• Exercise brief:
Count how many lines include "JSON" and answer with that number only.

• Lines of data:
==*==
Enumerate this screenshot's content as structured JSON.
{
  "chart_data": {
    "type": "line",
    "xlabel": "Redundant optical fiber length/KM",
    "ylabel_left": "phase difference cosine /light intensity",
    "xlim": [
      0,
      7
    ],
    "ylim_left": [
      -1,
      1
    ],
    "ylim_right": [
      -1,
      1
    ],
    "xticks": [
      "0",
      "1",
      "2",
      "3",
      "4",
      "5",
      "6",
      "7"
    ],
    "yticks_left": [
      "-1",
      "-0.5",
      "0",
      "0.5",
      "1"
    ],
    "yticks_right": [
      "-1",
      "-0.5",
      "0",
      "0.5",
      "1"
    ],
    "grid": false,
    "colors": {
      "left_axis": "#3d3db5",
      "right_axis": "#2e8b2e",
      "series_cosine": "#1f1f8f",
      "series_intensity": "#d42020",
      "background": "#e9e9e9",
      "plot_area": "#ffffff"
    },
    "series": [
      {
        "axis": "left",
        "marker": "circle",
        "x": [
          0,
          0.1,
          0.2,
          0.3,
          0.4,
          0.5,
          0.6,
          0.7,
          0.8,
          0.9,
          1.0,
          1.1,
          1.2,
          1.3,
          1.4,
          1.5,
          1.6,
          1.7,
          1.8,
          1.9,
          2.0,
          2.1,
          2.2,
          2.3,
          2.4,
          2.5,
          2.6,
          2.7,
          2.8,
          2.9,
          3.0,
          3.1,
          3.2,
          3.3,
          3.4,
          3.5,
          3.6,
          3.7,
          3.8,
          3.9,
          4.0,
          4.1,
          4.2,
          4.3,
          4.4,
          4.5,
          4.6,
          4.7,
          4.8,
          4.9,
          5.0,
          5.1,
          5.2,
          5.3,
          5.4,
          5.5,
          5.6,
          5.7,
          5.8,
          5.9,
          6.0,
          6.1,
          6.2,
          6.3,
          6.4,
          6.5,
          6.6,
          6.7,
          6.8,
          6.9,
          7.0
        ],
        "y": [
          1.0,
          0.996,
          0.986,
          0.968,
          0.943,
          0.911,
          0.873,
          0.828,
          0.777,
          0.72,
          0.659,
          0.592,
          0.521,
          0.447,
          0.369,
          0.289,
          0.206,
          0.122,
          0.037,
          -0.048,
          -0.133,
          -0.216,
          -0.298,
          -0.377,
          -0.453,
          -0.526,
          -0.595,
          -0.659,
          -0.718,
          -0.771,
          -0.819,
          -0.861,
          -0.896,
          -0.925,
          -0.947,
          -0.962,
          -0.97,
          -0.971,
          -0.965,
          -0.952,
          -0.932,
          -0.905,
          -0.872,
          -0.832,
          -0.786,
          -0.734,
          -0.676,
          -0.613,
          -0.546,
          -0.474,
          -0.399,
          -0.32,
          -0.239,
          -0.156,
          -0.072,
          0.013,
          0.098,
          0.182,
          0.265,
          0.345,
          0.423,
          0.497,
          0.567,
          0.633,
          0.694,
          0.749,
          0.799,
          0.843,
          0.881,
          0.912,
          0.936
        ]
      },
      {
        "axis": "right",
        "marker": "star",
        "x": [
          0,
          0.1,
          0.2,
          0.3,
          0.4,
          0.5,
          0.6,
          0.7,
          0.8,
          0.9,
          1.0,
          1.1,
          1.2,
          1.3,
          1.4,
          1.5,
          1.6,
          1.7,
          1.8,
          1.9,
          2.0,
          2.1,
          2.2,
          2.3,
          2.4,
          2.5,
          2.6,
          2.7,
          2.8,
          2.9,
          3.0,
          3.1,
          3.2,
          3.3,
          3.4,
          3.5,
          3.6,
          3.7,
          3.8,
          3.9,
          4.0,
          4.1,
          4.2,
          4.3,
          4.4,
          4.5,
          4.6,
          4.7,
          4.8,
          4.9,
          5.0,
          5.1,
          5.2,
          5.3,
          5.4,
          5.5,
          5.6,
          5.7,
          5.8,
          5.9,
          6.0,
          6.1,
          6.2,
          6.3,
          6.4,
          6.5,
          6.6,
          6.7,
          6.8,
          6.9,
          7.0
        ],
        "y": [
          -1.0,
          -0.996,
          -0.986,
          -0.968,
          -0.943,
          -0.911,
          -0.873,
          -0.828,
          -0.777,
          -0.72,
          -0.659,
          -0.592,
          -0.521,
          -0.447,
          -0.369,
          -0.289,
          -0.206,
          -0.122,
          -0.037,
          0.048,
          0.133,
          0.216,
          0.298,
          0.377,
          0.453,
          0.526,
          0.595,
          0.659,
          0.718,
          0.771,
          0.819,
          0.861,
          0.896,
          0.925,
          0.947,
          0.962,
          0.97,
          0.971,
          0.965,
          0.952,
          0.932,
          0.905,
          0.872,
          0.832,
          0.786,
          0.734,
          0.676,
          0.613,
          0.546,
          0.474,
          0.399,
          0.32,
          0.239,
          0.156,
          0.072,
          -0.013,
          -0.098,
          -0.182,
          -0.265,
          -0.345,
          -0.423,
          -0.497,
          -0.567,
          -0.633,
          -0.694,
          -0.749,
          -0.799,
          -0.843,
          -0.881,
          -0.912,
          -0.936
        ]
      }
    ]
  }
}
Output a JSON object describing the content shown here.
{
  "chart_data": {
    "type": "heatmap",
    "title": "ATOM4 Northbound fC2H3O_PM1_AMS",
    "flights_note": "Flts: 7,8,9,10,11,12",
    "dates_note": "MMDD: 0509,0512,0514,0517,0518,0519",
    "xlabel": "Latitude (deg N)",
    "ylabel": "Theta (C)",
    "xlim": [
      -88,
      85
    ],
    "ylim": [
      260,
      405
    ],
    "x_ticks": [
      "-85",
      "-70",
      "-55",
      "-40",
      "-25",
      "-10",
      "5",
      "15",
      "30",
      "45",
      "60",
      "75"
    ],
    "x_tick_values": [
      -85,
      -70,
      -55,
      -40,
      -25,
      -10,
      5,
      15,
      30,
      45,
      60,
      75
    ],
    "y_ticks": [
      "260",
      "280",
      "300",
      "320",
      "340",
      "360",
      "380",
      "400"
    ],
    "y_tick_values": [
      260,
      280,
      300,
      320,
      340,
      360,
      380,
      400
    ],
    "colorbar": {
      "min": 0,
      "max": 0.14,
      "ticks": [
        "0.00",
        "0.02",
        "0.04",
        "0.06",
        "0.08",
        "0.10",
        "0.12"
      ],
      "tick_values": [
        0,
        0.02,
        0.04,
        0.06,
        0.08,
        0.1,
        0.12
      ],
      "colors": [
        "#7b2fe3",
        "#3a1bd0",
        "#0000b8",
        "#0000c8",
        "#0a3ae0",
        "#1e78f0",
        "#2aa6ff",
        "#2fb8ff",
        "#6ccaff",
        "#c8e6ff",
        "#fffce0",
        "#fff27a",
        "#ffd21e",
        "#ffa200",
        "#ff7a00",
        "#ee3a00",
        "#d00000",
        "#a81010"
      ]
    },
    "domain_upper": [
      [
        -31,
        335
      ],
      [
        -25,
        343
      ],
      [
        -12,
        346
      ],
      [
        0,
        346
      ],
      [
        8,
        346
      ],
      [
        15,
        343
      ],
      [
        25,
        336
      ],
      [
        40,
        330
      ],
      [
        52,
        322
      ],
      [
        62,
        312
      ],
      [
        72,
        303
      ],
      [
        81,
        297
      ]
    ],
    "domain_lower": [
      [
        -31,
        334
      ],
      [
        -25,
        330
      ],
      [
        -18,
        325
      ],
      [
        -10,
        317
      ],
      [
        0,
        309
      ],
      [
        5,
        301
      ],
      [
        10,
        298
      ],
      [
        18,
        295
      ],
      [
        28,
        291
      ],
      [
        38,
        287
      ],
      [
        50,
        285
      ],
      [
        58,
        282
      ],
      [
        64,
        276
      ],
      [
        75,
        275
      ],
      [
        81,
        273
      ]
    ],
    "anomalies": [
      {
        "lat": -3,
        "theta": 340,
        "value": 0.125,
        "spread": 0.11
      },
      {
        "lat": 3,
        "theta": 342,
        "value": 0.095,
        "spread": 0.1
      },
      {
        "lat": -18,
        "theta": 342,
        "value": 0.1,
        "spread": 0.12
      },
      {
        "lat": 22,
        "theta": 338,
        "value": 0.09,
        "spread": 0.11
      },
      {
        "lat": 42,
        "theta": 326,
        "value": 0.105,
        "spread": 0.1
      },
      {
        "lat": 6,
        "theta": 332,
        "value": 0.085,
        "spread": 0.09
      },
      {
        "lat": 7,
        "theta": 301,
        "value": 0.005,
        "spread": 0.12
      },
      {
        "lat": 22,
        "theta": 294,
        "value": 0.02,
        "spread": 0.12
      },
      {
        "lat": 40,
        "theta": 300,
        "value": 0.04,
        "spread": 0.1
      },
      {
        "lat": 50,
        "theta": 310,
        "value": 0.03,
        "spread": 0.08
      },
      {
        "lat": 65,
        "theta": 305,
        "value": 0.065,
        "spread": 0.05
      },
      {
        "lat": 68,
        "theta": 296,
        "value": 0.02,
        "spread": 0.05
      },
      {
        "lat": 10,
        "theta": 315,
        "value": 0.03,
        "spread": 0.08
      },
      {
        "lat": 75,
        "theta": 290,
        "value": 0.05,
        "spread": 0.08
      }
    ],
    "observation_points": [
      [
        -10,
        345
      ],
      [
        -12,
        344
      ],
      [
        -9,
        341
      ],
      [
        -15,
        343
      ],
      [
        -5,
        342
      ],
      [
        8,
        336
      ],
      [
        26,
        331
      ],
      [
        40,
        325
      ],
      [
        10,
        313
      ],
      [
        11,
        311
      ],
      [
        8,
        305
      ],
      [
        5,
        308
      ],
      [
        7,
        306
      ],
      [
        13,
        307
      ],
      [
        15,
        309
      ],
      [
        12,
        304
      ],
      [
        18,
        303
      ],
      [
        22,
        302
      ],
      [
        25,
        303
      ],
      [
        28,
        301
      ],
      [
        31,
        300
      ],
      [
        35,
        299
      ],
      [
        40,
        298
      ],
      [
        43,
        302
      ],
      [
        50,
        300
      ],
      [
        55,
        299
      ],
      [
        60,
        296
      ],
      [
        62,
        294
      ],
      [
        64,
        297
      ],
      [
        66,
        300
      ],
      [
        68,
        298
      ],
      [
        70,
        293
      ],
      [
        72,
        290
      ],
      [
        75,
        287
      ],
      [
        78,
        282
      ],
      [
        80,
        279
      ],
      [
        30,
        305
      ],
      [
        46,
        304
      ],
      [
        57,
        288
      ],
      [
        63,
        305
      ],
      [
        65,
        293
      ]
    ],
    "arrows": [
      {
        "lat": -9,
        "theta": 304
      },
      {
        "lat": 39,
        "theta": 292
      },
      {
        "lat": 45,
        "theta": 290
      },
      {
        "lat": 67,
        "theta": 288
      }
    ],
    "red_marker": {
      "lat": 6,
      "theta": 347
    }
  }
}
==*==
• Output of the task:
2